(Part of a data file)
***

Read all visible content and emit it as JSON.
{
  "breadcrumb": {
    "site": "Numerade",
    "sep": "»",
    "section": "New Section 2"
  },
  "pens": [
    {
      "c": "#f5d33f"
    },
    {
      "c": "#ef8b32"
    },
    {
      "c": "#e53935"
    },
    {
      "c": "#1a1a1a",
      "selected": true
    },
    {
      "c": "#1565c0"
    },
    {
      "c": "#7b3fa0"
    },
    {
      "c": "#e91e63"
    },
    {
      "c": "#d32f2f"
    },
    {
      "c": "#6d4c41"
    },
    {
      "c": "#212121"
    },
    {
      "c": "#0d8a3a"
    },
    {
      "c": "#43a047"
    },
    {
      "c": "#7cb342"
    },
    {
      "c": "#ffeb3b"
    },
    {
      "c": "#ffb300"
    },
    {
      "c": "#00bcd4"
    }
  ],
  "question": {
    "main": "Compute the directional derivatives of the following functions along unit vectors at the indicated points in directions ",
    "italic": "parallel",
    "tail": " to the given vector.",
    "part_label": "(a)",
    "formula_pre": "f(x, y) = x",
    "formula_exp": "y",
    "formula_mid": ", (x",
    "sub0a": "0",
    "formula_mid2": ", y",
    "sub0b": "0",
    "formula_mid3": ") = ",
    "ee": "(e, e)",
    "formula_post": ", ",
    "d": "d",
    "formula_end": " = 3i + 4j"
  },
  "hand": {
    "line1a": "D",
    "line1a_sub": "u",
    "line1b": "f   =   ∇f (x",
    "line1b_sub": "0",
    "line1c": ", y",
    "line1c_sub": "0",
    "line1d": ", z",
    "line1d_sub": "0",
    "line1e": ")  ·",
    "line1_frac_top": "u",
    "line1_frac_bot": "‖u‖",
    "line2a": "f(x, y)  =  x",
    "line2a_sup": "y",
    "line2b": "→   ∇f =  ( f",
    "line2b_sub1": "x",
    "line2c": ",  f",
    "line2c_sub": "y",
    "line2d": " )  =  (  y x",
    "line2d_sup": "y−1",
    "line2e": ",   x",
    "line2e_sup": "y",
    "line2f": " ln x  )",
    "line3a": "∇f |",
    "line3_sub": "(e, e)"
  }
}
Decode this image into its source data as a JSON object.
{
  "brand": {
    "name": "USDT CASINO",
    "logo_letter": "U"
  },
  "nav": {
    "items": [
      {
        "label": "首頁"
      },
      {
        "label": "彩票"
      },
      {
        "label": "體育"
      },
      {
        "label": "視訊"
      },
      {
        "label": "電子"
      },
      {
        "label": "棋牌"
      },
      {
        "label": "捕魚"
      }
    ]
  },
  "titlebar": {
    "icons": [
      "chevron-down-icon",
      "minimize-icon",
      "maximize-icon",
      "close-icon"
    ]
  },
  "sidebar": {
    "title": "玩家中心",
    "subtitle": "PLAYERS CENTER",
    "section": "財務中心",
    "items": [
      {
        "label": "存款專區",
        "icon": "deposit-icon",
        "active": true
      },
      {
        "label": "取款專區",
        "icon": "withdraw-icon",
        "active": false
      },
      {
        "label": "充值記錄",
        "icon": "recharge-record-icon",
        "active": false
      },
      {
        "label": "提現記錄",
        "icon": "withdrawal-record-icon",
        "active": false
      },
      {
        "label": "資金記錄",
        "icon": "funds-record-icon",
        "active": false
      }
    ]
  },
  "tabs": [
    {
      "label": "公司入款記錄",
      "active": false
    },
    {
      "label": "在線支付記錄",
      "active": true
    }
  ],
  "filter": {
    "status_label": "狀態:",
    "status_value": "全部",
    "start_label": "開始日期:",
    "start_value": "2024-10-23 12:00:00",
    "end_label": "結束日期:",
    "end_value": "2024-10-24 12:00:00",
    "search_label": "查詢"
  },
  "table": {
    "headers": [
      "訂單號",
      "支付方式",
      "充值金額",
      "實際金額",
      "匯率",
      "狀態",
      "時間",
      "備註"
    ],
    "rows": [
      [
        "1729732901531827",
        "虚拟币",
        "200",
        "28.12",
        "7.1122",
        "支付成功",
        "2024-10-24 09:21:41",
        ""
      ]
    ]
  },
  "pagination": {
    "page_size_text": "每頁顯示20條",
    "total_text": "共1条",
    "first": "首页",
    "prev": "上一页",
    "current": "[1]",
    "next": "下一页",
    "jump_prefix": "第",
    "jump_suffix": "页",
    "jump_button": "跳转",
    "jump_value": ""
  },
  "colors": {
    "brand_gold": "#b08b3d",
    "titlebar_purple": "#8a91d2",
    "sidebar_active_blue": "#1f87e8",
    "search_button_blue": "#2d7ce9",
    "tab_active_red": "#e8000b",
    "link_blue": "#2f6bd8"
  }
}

***

**What you need to do**
Copy out all the entries shown above, character for character.

**Task response**
Read all visible content and emit it as JSON.
{
  "breadcrumb": {
    "site": "Numerade",
    "sep": "»",
    "section": "New Section 2"
  },
  "pens": [
    {
      "c": "#f5d33f"
    },
    {
      "c": "#ef8b32"
    },
    {
      "c": "#e53935"
    },
    {
      "c": "#1a1a1a",
      "selected": true
    },
    {
      "c": "#1565c0"
    },
    {
      "c": "#7b3fa0"
    },
    {
      "c": "#e91e63"
    },
    {
      "c": "#d32f2f"
    },
    {
      "c": "#6d4c41"
    },
    {
      "c": "#212121"
    },
    {
      "c": "#0d8a3a"
    },
    {
      "c": "#43a047"
    },
    {
      "c": "#7cb342"
    },
    {
      "c": "#ffeb3b"
    },
    {
      "c": "#ffb300"
    },
    {
      "c": "#00bcd4"
    }
  ],
  "question": {
    "main": "Compute the directional derivatives of the following functions along unit vectors at the indicated points in directions ",
    "italic": "parallel",
    "tail": " to the given vector.",
    "part_label": "(a)",
    "formula_pre": "f(x, y) = x",
    "formula_exp": "y",
    "formula_mid": ", (x",
    "sub0a": "0",
    "formula_mid2": ", y",
    "sub0b": "0",
    "formula_mid3": ") = ",
    "ee": "(e, e)",
    "formula_post": ", ",
    "d": "d",
    "formula_end": " = 3i + 4j"
  },
  "hand": {
    "line1a": "D",
    "line1a_sub": "u",
    "line1b": "f   =   ∇f (x",
    "line1b_sub": "0",
    "line1c": ", y",
    "line1c_sub": "0",
    "line1d": ", z",
    "line1d_sub": "0",
    "line1e": ")  ·",
    "line1_frac_top": "u",
    "line1_frac_bot": "‖u‖",
    "line2a": "f(x, y)  =  x",
    "line2a_sup": "y",
    "line2b": "→   ∇f =  ( f",
    "line2b_sub1": "x",
    "line2c": ",  f",
    "line2c_sub": "y",
    "line2d": " )  =  (  y x",
    "line2d_sup": "y−1",
    "line2e": ",   x",
    "line2e_sup": "y",
    "line2f": " ln x  )",
    "line3a": "∇f |",
    "line3_sub": "(e, e)"
  }
}
Decode this image into its source data as a JSON object.
{
  "brand": {
    "name": "USDT CASINO",
    "logo_letter": "U"
  },
  "nav": {
    "items": [
      {
        "label": "首頁"
      },
      {
        "label": "彩票"
      },
      {
        "label": "體育"
      },
      {
        "label": "視訊"
      },
      {
        "label": "電子"
      },
      {
        "label": "棋牌"
      },
      {
        "label": "捕魚"
      }
    ]
  },
  "titlebar": {
    "icons": [
      "chevron-down-icon",
      "minimize-icon",
      "maximize-icon",
      "close-icon"
    ]
  },
  "sidebar": {
    "title": "玩家中心",
    "subtitle": "PLAYERS CENTER",
    "section": "財務中心",
    "items": [
      {
        "label": "存款專區",
        "icon": "deposit-icon",
        "active": true
      },
      {
        "label": "取款專區",
        "icon": "withdraw-icon",
        "active": false
      },
      {
        "label": "充值記錄",
        "icon": "recharge-record-icon",
        "active": false
      },
      {
        "label": "提現記錄",
        "icon": "withdrawal-record-icon",
        "active": false
      },
      {
        "label": "資金記錄",
        "icon": "funds-record-icon",
        "active": false
      }
    ]
  },
  "tabs": [
    {
      "label": "公司入款記錄",
      "active": false
    },
    {
      "label": "在線支付記錄",
      "active": true
    }
  ],
  "filter": {
    "status_label": "狀態:",
    "status_value": "全部",
    "start_label": "開始日期:",
    "start_value": "2024-10-23 12:00:00",
    "end_label": "結束日期:",
    "end_value": "2024-10-24 12:00:00",
    "search_label": "查詢"
  },
  "table": {
    "headers": [
      "訂單號",
      "支付方式",
      "充值金額",
      "實際金額",
      "匯率",
      "狀態",
      "時間",
      "備註"
    ],
    "rows": [
      [
        "1729732901531827",
        "虚拟币",
        "200",
        "28.12",
        "7.1122",
        "支付成功",
        "2024-10-24 09:21:41",
        ""
      ]
    ]
  },
  "pagination": {
    "page_size_text": "每頁顯示20條",
    "total_text": "共1条",
    "first": "首页",
    "prev": "上一页",
    "current": "[1]",
    "next": "下一页",
    "jump_prefix": "第",
    "jump_suffix": "页",
    "jump_button": "跳转",
    "jump_value": ""
  },
  "colors": {
    "brand_gold": "#b08b3d",
    "titlebar_purple": "#8a91d2",
    "sidebar_active_blue": "#1f87e8",
    "search_button_blue": "#2d7ce9",
    "tab_active_red": "#e8000b",
    "link_blue": "#2f6bd8"
  }
}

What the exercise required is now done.